▸ Supplied material
===============
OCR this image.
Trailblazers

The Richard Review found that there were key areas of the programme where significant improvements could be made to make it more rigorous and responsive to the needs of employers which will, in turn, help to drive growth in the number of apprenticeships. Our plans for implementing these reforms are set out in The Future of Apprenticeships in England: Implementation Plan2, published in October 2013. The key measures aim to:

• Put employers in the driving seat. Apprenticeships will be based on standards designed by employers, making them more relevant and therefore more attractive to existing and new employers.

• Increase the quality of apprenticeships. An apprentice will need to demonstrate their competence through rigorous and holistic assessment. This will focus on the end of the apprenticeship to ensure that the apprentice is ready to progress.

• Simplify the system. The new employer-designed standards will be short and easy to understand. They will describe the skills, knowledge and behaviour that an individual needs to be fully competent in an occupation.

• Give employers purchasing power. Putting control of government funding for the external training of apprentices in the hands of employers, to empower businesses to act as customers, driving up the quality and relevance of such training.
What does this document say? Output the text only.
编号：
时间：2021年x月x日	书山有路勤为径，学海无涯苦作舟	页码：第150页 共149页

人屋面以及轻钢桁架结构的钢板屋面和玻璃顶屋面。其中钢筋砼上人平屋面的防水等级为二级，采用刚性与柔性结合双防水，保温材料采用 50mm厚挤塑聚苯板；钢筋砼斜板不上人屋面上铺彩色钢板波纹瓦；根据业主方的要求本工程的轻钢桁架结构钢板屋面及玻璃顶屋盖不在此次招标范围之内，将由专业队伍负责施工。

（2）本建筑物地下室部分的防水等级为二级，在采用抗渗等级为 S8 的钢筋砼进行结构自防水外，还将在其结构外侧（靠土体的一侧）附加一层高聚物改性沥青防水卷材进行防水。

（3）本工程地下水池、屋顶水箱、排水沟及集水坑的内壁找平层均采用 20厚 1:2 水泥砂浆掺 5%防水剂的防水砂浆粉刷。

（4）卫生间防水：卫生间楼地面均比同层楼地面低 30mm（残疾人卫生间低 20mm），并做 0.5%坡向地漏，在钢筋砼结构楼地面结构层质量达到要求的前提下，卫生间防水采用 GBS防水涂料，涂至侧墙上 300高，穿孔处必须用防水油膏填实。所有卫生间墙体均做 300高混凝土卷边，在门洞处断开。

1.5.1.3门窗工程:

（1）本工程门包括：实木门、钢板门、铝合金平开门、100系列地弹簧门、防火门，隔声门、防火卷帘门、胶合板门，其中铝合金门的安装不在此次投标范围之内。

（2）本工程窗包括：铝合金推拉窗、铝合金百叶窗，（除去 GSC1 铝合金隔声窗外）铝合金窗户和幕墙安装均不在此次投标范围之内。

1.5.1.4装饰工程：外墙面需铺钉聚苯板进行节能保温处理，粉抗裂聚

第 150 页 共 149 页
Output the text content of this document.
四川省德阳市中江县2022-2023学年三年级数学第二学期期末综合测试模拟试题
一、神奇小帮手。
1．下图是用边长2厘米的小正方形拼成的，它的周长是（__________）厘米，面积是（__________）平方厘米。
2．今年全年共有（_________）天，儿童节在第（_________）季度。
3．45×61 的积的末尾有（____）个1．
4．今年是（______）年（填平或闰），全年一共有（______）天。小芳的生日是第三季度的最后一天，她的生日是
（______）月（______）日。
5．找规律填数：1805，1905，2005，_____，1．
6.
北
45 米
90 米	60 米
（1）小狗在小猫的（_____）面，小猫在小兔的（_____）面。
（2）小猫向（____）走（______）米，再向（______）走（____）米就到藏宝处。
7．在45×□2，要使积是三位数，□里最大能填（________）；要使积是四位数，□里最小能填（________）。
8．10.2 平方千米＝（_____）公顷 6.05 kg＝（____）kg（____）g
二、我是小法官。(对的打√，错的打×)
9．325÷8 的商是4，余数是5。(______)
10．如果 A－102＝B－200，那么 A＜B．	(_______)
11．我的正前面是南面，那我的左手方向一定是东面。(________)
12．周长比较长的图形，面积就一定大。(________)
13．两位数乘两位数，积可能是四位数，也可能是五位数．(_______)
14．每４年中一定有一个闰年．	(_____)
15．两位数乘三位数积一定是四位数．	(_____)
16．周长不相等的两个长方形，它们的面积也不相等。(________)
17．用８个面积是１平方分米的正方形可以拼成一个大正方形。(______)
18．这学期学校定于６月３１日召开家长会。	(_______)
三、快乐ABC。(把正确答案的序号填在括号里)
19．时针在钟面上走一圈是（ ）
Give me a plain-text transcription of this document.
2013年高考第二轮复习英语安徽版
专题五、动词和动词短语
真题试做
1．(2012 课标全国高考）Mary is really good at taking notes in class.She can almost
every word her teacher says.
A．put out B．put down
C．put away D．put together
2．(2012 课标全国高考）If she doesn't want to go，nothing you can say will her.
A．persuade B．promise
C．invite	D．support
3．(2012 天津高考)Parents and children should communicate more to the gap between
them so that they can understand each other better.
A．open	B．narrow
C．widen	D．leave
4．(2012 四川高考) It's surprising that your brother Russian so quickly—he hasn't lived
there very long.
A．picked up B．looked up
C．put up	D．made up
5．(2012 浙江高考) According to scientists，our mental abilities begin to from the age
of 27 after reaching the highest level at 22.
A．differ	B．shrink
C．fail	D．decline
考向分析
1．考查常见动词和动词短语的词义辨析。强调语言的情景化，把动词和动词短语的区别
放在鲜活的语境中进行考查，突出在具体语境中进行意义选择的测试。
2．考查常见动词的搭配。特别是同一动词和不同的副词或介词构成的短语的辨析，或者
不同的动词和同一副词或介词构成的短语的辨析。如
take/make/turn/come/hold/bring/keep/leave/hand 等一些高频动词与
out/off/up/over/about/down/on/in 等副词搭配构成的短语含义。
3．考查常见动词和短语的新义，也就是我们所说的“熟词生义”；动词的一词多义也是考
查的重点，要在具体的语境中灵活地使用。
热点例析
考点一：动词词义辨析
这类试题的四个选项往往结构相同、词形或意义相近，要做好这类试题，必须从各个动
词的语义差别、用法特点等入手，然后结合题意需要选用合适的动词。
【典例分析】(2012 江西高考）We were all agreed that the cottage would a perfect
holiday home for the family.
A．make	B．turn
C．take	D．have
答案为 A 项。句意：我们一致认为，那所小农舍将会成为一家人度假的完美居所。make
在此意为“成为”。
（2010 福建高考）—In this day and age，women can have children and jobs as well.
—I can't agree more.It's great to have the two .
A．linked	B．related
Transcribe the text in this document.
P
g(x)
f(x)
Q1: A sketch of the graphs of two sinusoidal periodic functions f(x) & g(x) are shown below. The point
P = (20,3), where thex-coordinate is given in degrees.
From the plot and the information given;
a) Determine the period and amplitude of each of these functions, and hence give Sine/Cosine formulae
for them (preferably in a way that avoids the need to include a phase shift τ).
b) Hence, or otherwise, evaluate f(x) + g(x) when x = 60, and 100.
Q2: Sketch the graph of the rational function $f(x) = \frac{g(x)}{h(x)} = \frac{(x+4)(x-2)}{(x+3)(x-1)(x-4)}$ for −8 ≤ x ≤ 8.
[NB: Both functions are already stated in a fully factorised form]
===============
▸ Set exercise
Copy out the whole listing exactly as written.

▸ Output of the task
OCR this image.
Trailblazers

The Richard Review found that there were key areas of the programme where significant improvements could be made to make it more rigorous and responsive to the needs of employers which will, in turn, help to drive growth in the number of apprenticeships. Our plans for implementing these reforms are set out in The Future of Apprenticeships in England: Implementation Plan2, published in October 2013. The key measures aim to:

• Put employers in the driving seat. Apprenticeships will be based on standards designed by employers, making them more relevant and therefore more attractive to existing and new employers.

• Increase the quality of apprenticeships. An apprentice will need to demonstrate their competence through rigorous and holistic assessment. This will focus on the end of the apprenticeship to ensure that the apprentice is ready to progress.

• Simplify the system. The new employer-designed standards will be short and easy to understand. They will describe the skills, knowledge and behaviour that an individual needs to be fully competent in an occupation.

• Give employers purchasing power. Putting control of government funding for the external training of apprentices in the hands of employers, to empower businesses to act as customers, driving up the quality and relevance of such training.
What does this document say? Output the text only.
编号：
时间：2021年x月x日	书山有路勤为径，学海无涯苦作舟	页码：第150页 共149页

人屋面以及轻钢桁架结构的钢板屋面和玻璃顶屋面。其中钢筋砼上人平屋面的防水等级为二级，采用刚性与柔性结合双防水，保温材料采用 50mm厚挤塑聚苯板；钢筋砼斜板不上人屋面上铺彩色钢板波纹瓦；根据业主方的要求本工程的轻钢桁架结构钢板屋面及玻璃顶屋盖不在此次招标范围之内，将由专业队伍负责施工。

（2）本建筑物地下室部分的防水等级为二级，在采用抗渗等级为 S8 的钢筋砼进行结构自防水外，还将在其结构外侧（靠土体的一侧）附加一层高聚物改性沥青防水卷材进行防水。

（3）本工程地下水池、屋顶水箱、排水沟及集水坑的内壁找平层均采用 20厚 1:2 水泥砂浆掺 5%防水剂的防水砂浆粉刷。

（4）卫生间防水：卫生间楼地面均比同层楼地面低 30mm（残疾人卫生间低 20mm），并做 0.5%坡向地漏，在钢筋砼结构楼地面结构层质量达到要求的前提下，卫生间防水采用 GBS防水涂料，涂至侧墙上 300高，穿孔处必须用防水油膏填实。所有卫生间墙体均做 300高混凝土卷边，在门洞处断开。

1.5.1.3门窗工程:

（1）本工程门包括：实木门、钢板门、铝合金平开门、100系列地弹簧门、防火门，隔声门、防火卷帘门、胶合板门，其中铝合金门的安装不在此次投标范围之内。

（2）本工程窗包括：铝合金推拉窗、铝合金百叶窗，（除去 GSC1 铝合金隔声窗外）铝合金窗户和幕墙安装均不在此次投标范围之内。

1.5.1.4装饰工程：外墙面需铺钉聚苯板进行节能保温处理，粉抗裂聚

第 150 页 共 149 页
Output the text content of this document.
四川省德阳市中江县2022-2023学年三年级数学第二学期期末综合测试模拟试题
一、神奇小帮手。
1．下图是用边长2厘米的小正方形拼成的，它的周长是（__________）厘米，面积是（__________）平方厘米。
2．今年全年共有（_________）天，儿童节在第（_________）季度。
3．45×61 的积的末尾有（____）个1．
4．今年是（______）年（填平或闰），全年一共有（______）天。小芳的生日是第三季度的最后一天，她的生日是
（______）月（______）日。
5．找规律填数：1805，1905，2005，_____，1．
6.
北
45 米
90 米	60 米
（1）小狗在小猫的（_____）面，小猫在小兔的（_____）面。
（2）小猫向（____）走（______）米，再向（______）走（____）米就到藏宝处。
7．在45×□2，要使积是三位数，□里最大能填（________）；要使积是四位数，□里最小能填（________）。
8．10.2 平方千米＝（_____）公顷 6.05 kg＝（____）kg（____）g
二、我是小法官。(对的打√，错的打×)
9．325÷8 的商是4，余数是5。(______)
10．如果 A－102＝B－200，那么 A＜B．	(_______)
11．我的正前面是南面，那我的左手方向一定是东面。(________)
12．周长比较长的图形，面积就一定大。(________)
13．两位数乘两位数，积可能是四位数，也可能是五位数．(_______)
14．每４年中一定有一个闰年．	(_____)
15．两位数乘三位数积一定是四位数．	(_____)
16．周长不相等的两个长方形，它们的面积也不相等。(________)
17．用８个面积是１平方分米的正方形可以拼成一个大正方形。(______)
18．这学期学校定于６月３１日召开家长会。	(_______)
三、快乐ABC。(把正确答案的序号填在括号里)
19．时针在钟面上走一圈是（ ）
Give me a plain-text transcription of this document.
2013年高考第二轮复习英语安徽版
专题五、动词和动词短语
真题试做
1．(2012 课标全国高考）Mary is really good at taking notes in class.She can almost
every word her teacher says.
A．put out B．put down
C．put away D．put together
2．(2012 课标全国高考）If she doesn't want to go，nothing you can say will her.
A．persuade B．promise
C．invite	D．support
3．(2012 天津高考)Parents and children should communicate more to the gap between
them so that they can understand each other better.
A．open	B．narrow
C．widen	D．leave
4．(2012 四川高考) It's surprising that your brother Russian so quickly—he hasn't lived
there very long.
A．picked up B．looked up
C．put up	D．made up
5．(2012 浙江高考) According to scientists，our mental abilities begin to from the age
of 27 after reaching the highest level at 22.
A．differ	B．shrink
C．fail	D．decline
考向分析
1．考查常见动词和动词短语的词义辨析。强调语言的情景化，把动词和动词短语的区别
放在鲜活的语境中进行考查，突出在具体语境中进行意义选择的测试。
2．考查常见动词的搭配。特别是同一动词和不同的副词或介词构成的短语的辨析，或者
不同的动词和同一副词或介词构成的短语的辨析。如
take/make/turn/come/hold/bring/keep/leave/hand 等一些高频动词与
out/off/up/over/about/down/on/in 等副词搭配构成的短语含义。
3．考查常见动词和短语的新义，也就是我们所说的“熟词生义”；动词的一词多义也是考
查的重点，要在具体的语境中灵活地使用。
热点例析
考点一：动词词义辨析
这类试题的四个选项往往结构相同、词形或意义相近，要做好这类试题，必须从各个动
词的语义差别、用法特点等入手，然后结合题意需要选用合适的动词。
【典例分析】(2012 江西高考）We were all agreed that the cottage would a perfect
holiday home for the family.
A．make	B．turn
C．take	D．have
答案为 A 项。句意：我们一致认为，那所小农舍将会成为一家人度假的完美居所。make
在此意为“成为”。
（2010 福建高考）—In this day and age，women can have children and jobs as well.
—I can't agree more.It's great to have the two .
A．linked	B．related
Transcribe the text in this document.
P
g(x)
f(x)
Q1: A sketch of the graphs of two sinusoidal periodic functions f(x) & g(x) are shown below. The point
P = (20,3), where thex-coordinate is given in degrees.
From the plot and the information given;
a) Determine the period and amplitude of each of these functions, and hence give Sine/Cosine formulae
for them (preferably in a way that avoids the need to include a phase shift τ).
b) Hence, or otherwise, evaluate f(x) + g(x) when x = 60, and 100.
Q2: Sketch the graph of the rational function $f(x) = \frac{g(x)}{h(x)} = \frac{(x+4)(x-2)}{(x+3)(x-1)(x-4)}$ for −8 ≤ x ≤ 8.
[NB: Both functions are already stated in a fully factorised form]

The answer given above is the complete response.